### Instructions to follow
Present every line in which the string "your" appears.

### Dataset excerpts
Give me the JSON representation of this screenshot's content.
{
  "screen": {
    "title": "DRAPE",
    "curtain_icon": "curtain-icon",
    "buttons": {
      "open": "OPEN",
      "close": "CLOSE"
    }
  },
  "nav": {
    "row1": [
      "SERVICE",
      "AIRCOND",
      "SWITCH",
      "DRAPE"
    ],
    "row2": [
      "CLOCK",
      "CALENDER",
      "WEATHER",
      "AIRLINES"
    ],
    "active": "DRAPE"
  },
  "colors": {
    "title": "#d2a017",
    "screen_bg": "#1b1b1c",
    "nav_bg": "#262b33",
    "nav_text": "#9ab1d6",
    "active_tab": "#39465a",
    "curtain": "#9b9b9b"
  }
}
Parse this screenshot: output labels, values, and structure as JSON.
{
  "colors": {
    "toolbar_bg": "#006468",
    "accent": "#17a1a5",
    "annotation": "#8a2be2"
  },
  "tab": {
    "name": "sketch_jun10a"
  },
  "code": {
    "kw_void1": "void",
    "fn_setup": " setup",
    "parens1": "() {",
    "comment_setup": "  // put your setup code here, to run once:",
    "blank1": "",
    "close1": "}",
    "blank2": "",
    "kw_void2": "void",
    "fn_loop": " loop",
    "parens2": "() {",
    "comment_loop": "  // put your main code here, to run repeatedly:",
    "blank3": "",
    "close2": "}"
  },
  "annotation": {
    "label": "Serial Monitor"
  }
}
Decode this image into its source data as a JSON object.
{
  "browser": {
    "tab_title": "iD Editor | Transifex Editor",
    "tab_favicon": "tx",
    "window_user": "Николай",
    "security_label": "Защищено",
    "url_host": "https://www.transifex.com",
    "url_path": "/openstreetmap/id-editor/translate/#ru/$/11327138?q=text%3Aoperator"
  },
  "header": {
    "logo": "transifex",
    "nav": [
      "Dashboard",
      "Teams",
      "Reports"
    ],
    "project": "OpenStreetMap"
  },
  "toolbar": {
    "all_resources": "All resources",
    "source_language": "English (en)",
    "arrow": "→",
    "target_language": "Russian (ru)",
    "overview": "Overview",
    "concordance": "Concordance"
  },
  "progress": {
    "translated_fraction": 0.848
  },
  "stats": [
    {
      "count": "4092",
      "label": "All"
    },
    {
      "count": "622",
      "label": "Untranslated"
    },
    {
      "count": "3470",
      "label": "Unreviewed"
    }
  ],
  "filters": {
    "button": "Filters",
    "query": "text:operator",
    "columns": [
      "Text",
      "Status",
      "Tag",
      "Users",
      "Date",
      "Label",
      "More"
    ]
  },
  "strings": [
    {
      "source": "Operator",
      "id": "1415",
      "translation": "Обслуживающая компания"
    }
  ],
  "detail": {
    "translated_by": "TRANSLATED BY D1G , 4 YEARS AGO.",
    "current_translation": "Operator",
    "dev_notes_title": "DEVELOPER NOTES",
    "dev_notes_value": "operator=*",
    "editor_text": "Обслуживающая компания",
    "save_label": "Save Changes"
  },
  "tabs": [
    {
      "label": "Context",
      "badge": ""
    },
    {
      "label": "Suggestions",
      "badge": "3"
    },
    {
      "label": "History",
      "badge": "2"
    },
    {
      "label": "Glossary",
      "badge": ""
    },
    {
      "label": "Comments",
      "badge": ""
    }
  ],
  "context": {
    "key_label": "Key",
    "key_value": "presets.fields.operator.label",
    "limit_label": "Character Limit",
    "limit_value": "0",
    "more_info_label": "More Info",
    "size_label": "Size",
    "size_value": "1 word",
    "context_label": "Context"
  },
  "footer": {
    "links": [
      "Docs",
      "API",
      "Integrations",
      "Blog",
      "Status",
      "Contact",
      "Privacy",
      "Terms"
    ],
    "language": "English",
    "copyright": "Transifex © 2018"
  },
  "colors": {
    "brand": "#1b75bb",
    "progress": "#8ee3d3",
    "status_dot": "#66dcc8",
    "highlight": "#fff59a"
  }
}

### Reply
    "comment_setup": "  // put your setup code here, to run once:",
    "comment_loop": "  // put your main code here, to run repeatedly:",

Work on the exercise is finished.